### Exercise input ###
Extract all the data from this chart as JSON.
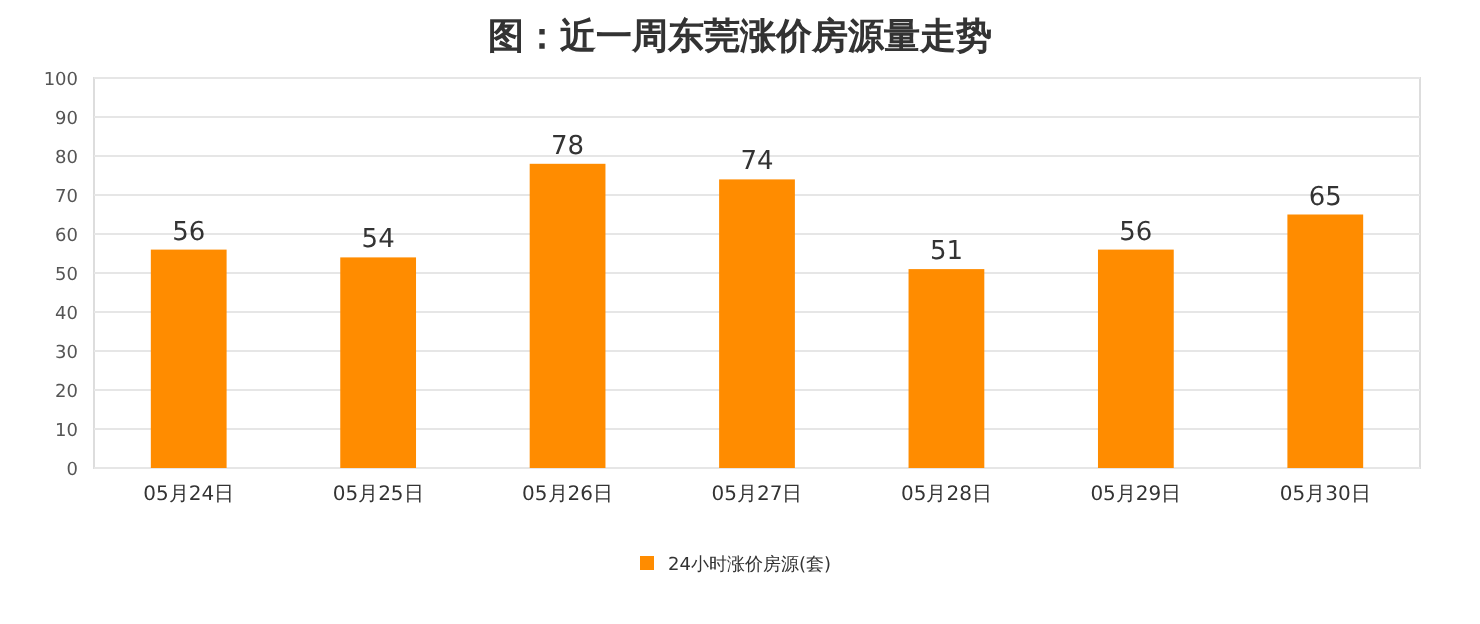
{
  "chart_data": {
    "type": "bar",
    "title": "图：近一周东莞涨价房源量走势",
    "categories": [
      "05月24日",
      "05月25日",
      "05月26日",
      "05月27日",
      "05月28日",
      "05月29日",
      "05月30日"
    ],
    "series": [
      {
        "name": "24小时涨价房源(套)",
        "color": "#ff8c00",
        "values": [
          56,
          54,
          78,
          74,
          51,
          56,
          65
        ]
      }
    ],
    "ylim": [
      0,
      100
    ],
    "yticks": [
      0,
      10,
      20,
      30,
      40,
      50,
      60,
      70,
      80,
      90,
      100
    ],
    "grid": "y",
    "legend": "bottom",
    "data_labels": true
  }
}
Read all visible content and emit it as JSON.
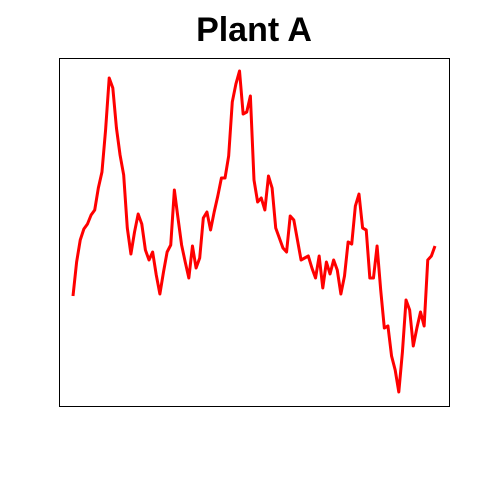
{
  "chart_data": {
    "type": "line",
    "title": "Plant A",
    "color": "#ff0000",
    "ylim": [
      0,
      348
    ],
    "values": [
      110,
      144,
      166,
      177,
      182,
      191,
      196,
      218,
      234,
      276,
      328,
      318,
      278,
      251,
      231,
      178,
      152,
      174,
      192,
      182,
      156,
      146,
      154,
      131,
      112,
      134,
      154,
      161,
      216,
      188,
      161,
      144,
      128,
      160,
      138,
      148,
      188,
      194,
      176,
      194,
      210,
      228,
      228,
      250,
      304,
      322,
      335,
      292,
      294,
      310,
      226,
      204,
      208,
      196,
      230,
      218,
      178,
      168,
      158,
      154,
      190,
      186,
      166,
      146,
      148,
      150,
      138,
      128,
      150,
      118,
      144,
      132,
      146,
      136,
      112,
      130,
      164,
      162,
      200,
      212,
      178,
      176,
      128,
      128,
      160,
      116,
      78,
      80,
      50,
      36,
      14,
      54,
      106,
      96,
      60,
      78,
      94,
      80,
      146,
      150,
      160
    ]
  }
}
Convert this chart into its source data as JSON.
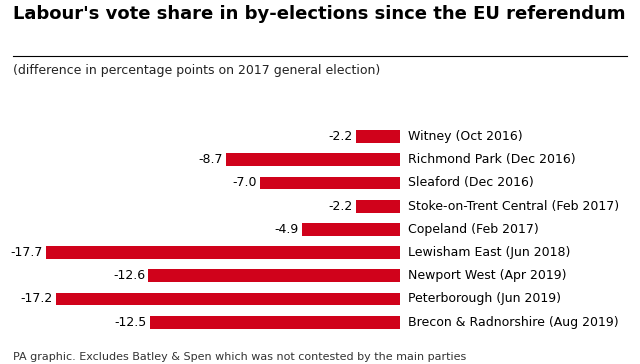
{
  "title": "Labour's vote share in by-elections since the EU referendum",
  "subtitle": "(difference in percentage points on 2017 general election)",
  "footer": "PA graphic. Excludes Batley & Spen which was not contested by the main parties",
  "categories": [
    "Witney (Oct 2016)",
    "Richmond Park (Dec 2016)",
    "Sleaford (Dec 2016)",
    "Stoke-on-Trent Central (Feb 2017)",
    "Copeland (Feb 2017)",
    "Lewisham East (Jun 2018)",
    "Newport West (Apr 2019)",
    "Peterborough (Jun 2019)",
    "Brecon & Radnorshire (Aug 2019)"
  ],
  "values": [
    -2.2,
    -8.7,
    -7.0,
    -2.2,
    -4.9,
    -17.7,
    -12.6,
    -17.2,
    -12.5
  ],
  "bar_color": "#d0021b",
  "value_color": "#000000",
  "label_color": "#000000",
  "background_color": "#ffffff",
  "title_fontsize": 13,
  "subtitle_fontsize": 9,
  "footer_fontsize": 8,
  "value_fontsize": 9,
  "label_fontsize": 9,
  "xlim": [
    -20,
    12
  ]
}
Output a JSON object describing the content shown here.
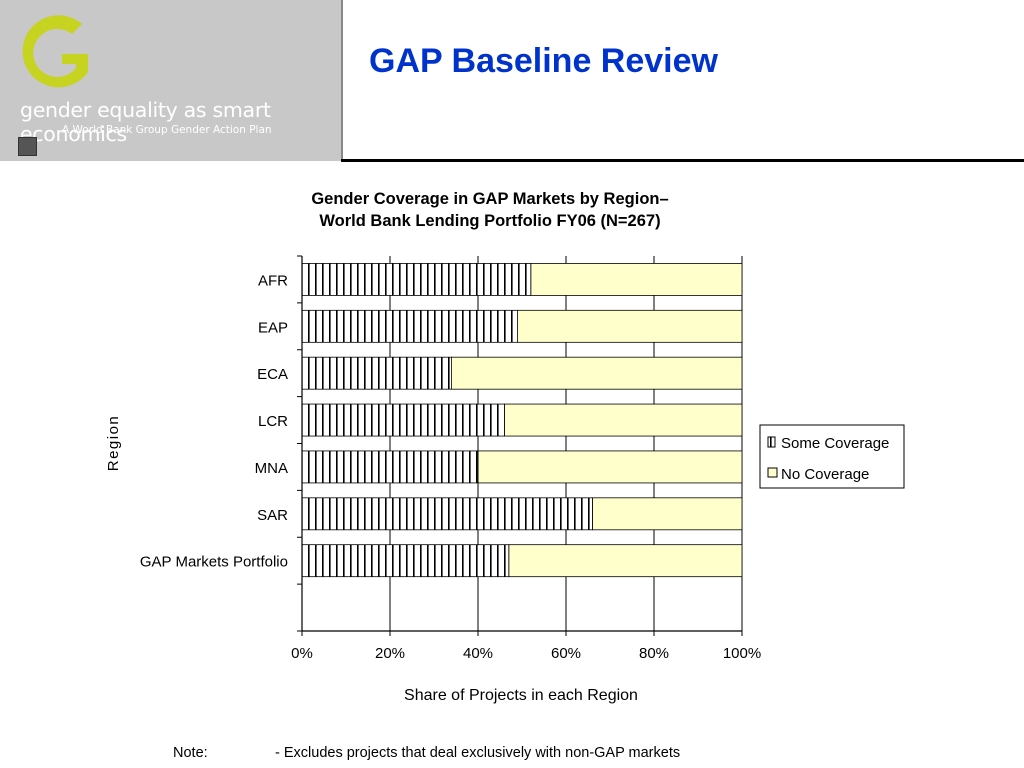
{
  "header": {
    "title": "GAP Baseline Review",
    "logo_text": "gender equality as smart economics",
    "logo_subtext": "A World Bank Group Gender Action Plan"
  },
  "chart_data": {
    "type": "bar",
    "orientation": "horizontal",
    "stacked": true,
    "percent": true,
    "title_lines": [
      "Gender Coverage in GAP Markets by Region–",
      "World Bank Lending Portfolio FY06 (N=267)"
    ],
    "xlabel": "Share of Projects in each Region",
    "ylabel": "Region",
    "xlim": [
      0,
      100
    ],
    "x_ticks": [
      "0%",
      "20%",
      "40%",
      "60%",
      "80%",
      "100%"
    ],
    "categories": [
      "AFR",
      "EAP",
      "ECA",
      "LCR",
      "MNA",
      "SAR",
      "GAP Markets Portfolio"
    ],
    "series": [
      {
        "name": "Some Coverage",
        "values": [
          52,
          49,
          34,
          46,
          40,
          66,
          47
        ]
      },
      {
        "name": "No Coverage",
        "values": [
          48,
          51,
          66,
          54,
          60,
          34,
          53
        ]
      }
    ],
    "colors": {
      "some_coverage": "#ffffff",
      "no_coverage": "#ffffcc",
      "stripe": "#000000"
    },
    "legend_position": "right",
    "grid": "vertical"
  },
  "note": {
    "label": "Note:",
    "text": "- Excludes projects that deal exclusively with non-GAP markets"
  }
}
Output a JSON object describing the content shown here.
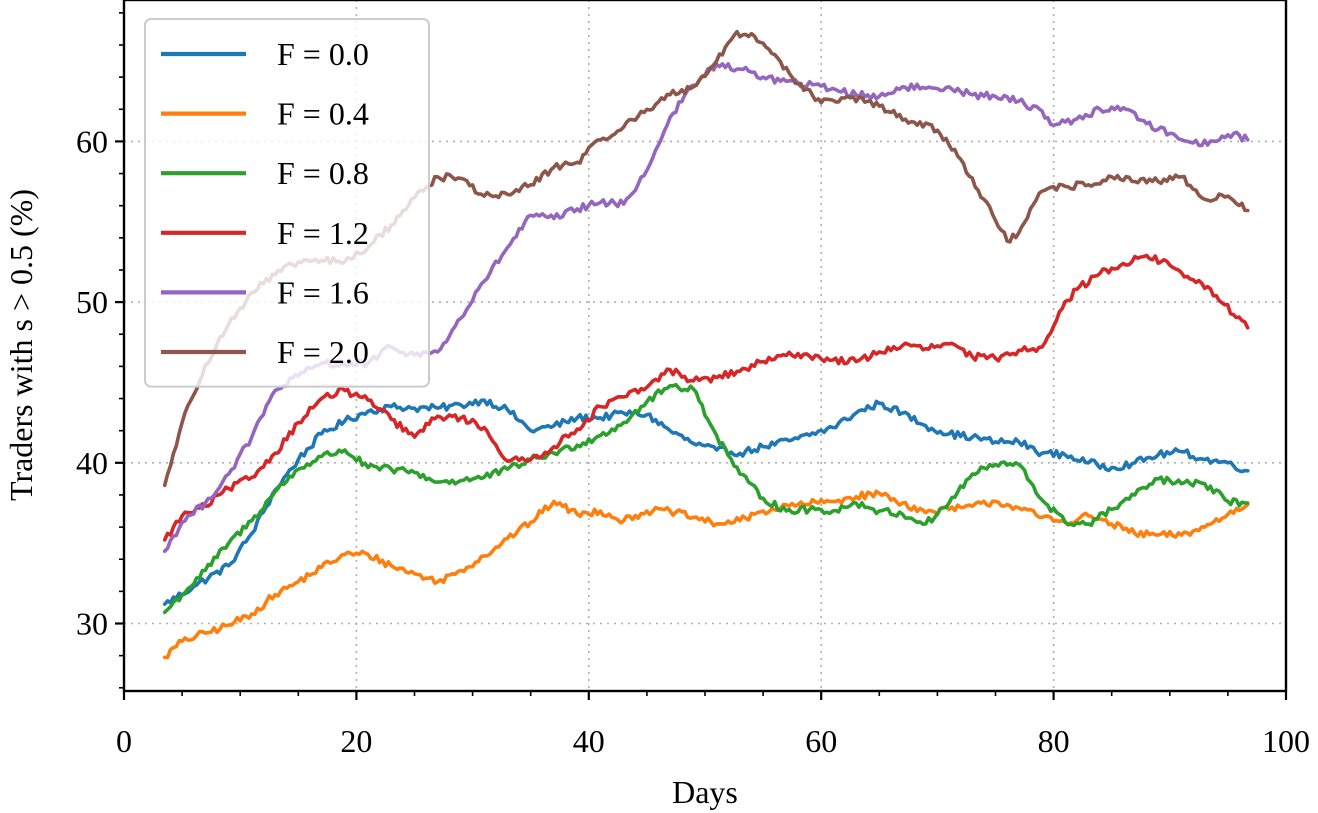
{
  "chart_data": {
    "type": "line",
    "xlabel": "Days",
    "ylabel": "Traders with s > 0.5 (%)",
    "xlim": [
      0,
      100
    ],
    "ylim": [
      25.8,
      68.8
    ],
    "xticks": [
      0,
      20,
      40,
      60,
      80,
      100
    ],
    "yticks": [
      30,
      40,
      50,
      60
    ],
    "xticks_minor_step": 5,
    "yticks_minor_step": 2,
    "grid": true,
    "legend_position": "upper-left",
    "series": [
      {
        "name": "F = 0.0",
        "color": "#1f77b4",
        "x": [
          3.5,
          6,
          9,
          11,
          13,
          15,
          17,
          19,
          21,
          23,
          25,
          27,
          29,
          31,
          33,
          35,
          37,
          39,
          41,
          43,
          45,
          47,
          49,
          51,
          53,
          55,
          58,
          61,
          63,
          65,
          67,
          69,
          71,
          73,
          75,
          77,
          79,
          81,
          83,
          85,
          87,
          89,
          91,
          93,
          95,
          96.7
        ],
        "values": [
          31.2,
          32.3,
          33.6,
          35.6,
          38.3,
          40.2,
          41.8,
          42.6,
          43.2,
          43.5,
          43.4,
          43.4,
          43.6,
          43.9,
          43.3,
          42.0,
          42.3,
          42.8,
          42.8,
          43.1,
          43.0,
          42.0,
          41.2,
          40.8,
          40.6,
          41.0,
          41.5,
          42.2,
          43.1,
          43.7,
          43.1,
          42.3,
          41.8,
          41.6,
          41.3,
          41.3,
          40.6,
          40.5,
          40.0,
          39.7,
          40.0,
          40.5,
          40.7,
          40.2,
          40.0,
          39.5
        ]
      },
      {
        "name": "F = 0.4",
        "color": "#ff7f0e",
        "x": [
          3.5,
          5,
          7,
          9,
          11,
          13,
          15,
          17,
          19,
          21,
          23,
          25,
          27,
          29,
          31,
          33,
          35,
          37,
          39,
          41,
          43,
          45,
          47,
          49,
          51,
          53,
          55,
          58,
          61,
          63,
          65,
          67,
          69,
          71,
          73,
          75,
          77,
          79,
          81,
          83,
          85,
          87,
          89,
          91,
          93,
          95,
          96.7
        ],
        "values": [
          27.9,
          28.9,
          29.4,
          29.9,
          30.6,
          31.8,
          32.6,
          33.5,
          34.3,
          34.3,
          33.6,
          33.1,
          32.6,
          33.3,
          34.2,
          35.3,
          36.3,
          37.6,
          36.8,
          37.0,
          36.4,
          37.0,
          37.0,
          36.6,
          36.2,
          36.4,
          37.0,
          37.4,
          37.6,
          37.9,
          38.1,
          37.5,
          36.9,
          37.1,
          37.3,
          37.6,
          37.2,
          36.6,
          36.3,
          36.7,
          36.2,
          35.6,
          35.5,
          35.5,
          36.0,
          36.8,
          37.4
        ]
      },
      {
        "name": "F = 0.8",
        "color": "#2ca02c",
        "x": [
          3.5,
          5,
          7,
          9,
          11,
          13,
          15,
          17,
          19,
          21,
          23,
          25,
          27,
          29,
          31,
          33,
          35,
          37,
          39,
          41,
          43,
          45,
          47,
          49,
          51,
          53,
          55,
          57,
          59,
          61,
          63,
          65,
          67,
          69,
          71,
          73,
          75,
          77,
          79,
          81,
          83,
          85,
          87,
          89,
          91,
          93,
          95,
          96.7
        ],
        "values": [
          30.7,
          31.8,
          33.3,
          35.0,
          36.4,
          38.2,
          39.6,
          40.4,
          40.8,
          39.7,
          39.6,
          39.4,
          38.8,
          38.9,
          39.1,
          39.6,
          40.2,
          40.6,
          41.1,
          41.7,
          42.5,
          43.8,
          44.8,
          44.6,
          41.7,
          39.3,
          37.8,
          37.0,
          37.1,
          37.0,
          37.5,
          37.0,
          36.8,
          36.2,
          37.5,
          39.3,
          39.9,
          39.9,
          37.7,
          36.3,
          36.2,
          37.1,
          38.0,
          39.0,
          38.7,
          38.7,
          37.6,
          37.5
        ]
      },
      {
        "name": "F = 1.2",
        "color": "#d62728",
        "x": [
          3.5,
          5,
          7,
          9,
          11,
          13,
          15,
          17,
          19,
          21,
          23,
          25,
          27,
          29,
          31,
          33,
          35,
          37,
          39,
          41,
          43,
          45,
          47,
          49,
          51,
          53,
          55,
          58,
          61,
          63,
          65,
          67,
          69,
          71,
          73,
          75,
          77,
          79,
          80.5,
          82,
          84,
          86,
          88,
          90,
          92,
          94,
          96.7
        ],
        "values": [
          35.2,
          36.7,
          37.3,
          38.4,
          39.1,
          40.6,
          42.5,
          44.0,
          44.5,
          43.9,
          42.7,
          41.6,
          42.9,
          42.8,
          42.2,
          40.1,
          40.2,
          41.0,
          42.1,
          43.5,
          44.1,
          44.7,
          45.8,
          45.1,
          45.3,
          45.7,
          46.3,
          46.8,
          46.4,
          46.3,
          46.9,
          47.3,
          47.1,
          47.4,
          46.6,
          46.5,
          47.0,
          47.2,
          49.4,
          50.8,
          51.8,
          52.4,
          52.9,
          52.3,
          51.4,
          50.4,
          48.4
        ]
      },
      {
        "name": "F = 1.6",
        "color": "#9467bd",
        "x": [
          3.5,
          5,
          7,
          9,
          11,
          13,
          15,
          17,
          19,
          21,
          23,
          25,
          27,
          29,
          31,
          33,
          35,
          37,
          39,
          41,
          43,
          45,
          47,
          49,
          51,
          53,
          55,
          58,
          61,
          63,
          65,
          67,
          69,
          71,
          73,
          75,
          77,
          79,
          80,
          82,
          84,
          86,
          88,
          90,
          92,
          94,
          95.5,
          96.7
        ],
        "values": [
          34.5,
          36.3,
          37.5,
          39.3,
          41.6,
          44.5,
          45.4,
          46.2,
          46.1,
          46.2,
          47.2,
          46.7,
          46.9,
          49.0,
          51.3,
          53.4,
          55.4,
          55.2,
          55.8,
          56.2,
          56.1,
          58.2,
          61.5,
          63.5,
          64.8,
          64.5,
          64.0,
          63.6,
          63.3,
          62.9,
          62.8,
          63.4,
          63.3,
          63.4,
          62.9,
          62.8,
          62.5,
          61.9,
          61.0,
          61.4,
          62.0,
          62.1,
          61.1,
          60.5,
          59.9,
          60.0,
          60.5,
          60.1
        ]
      },
      {
        "name": "F = 2.0",
        "color": "#8c564b",
        "x": [
          3.5,
          5,
          7,
          9,
          11,
          13,
          15,
          17,
          19,
          21,
          23,
          25,
          27,
          29,
          31,
          33,
          35,
          37,
          39,
          41,
          43,
          45,
          47,
          49,
          51,
          52.5,
          54,
          56,
          58,
          60,
          62,
          64,
          66,
          68,
          70,
          72,
          74,
          76,
          77,
          79,
          81,
          83,
          85,
          87,
          89,
          91,
          93,
          95,
          96.7
        ],
        "values": [
          38.6,
          42.5,
          46.1,
          48.6,
          50.6,
          51.7,
          52.5,
          52.6,
          52.5,
          53.4,
          54.8,
          56.5,
          57.8,
          57.7,
          56.6,
          56.7,
          57.3,
          58.4,
          58.7,
          60.1,
          60.9,
          62.0,
          62.9,
          63.4,
          65.0,
          66.6,
          66.7,
          65.4,
          63.6,
          62.4,
          62.7,
          62.5,
          61.8,
          61.2,
          60.7,
          58.9,
          56.4,
          53.8,
          54.3,
          56.9,
          57.2,
          57.3,
          57.8,
          57.5,
          57.5,
          57.8,
          56.4,
          56.6,
          55.7
        ]
      }
    ]
  }
}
###
(Given instruction) From the data, pick out every line that includes "Excludes".

(Exercise result)
  "footer": "PA graphic. Excludes Batley & Spen which was not contested by the main parties",
    "text": "- Excludes projects that deal exclusively with non-GAP markets"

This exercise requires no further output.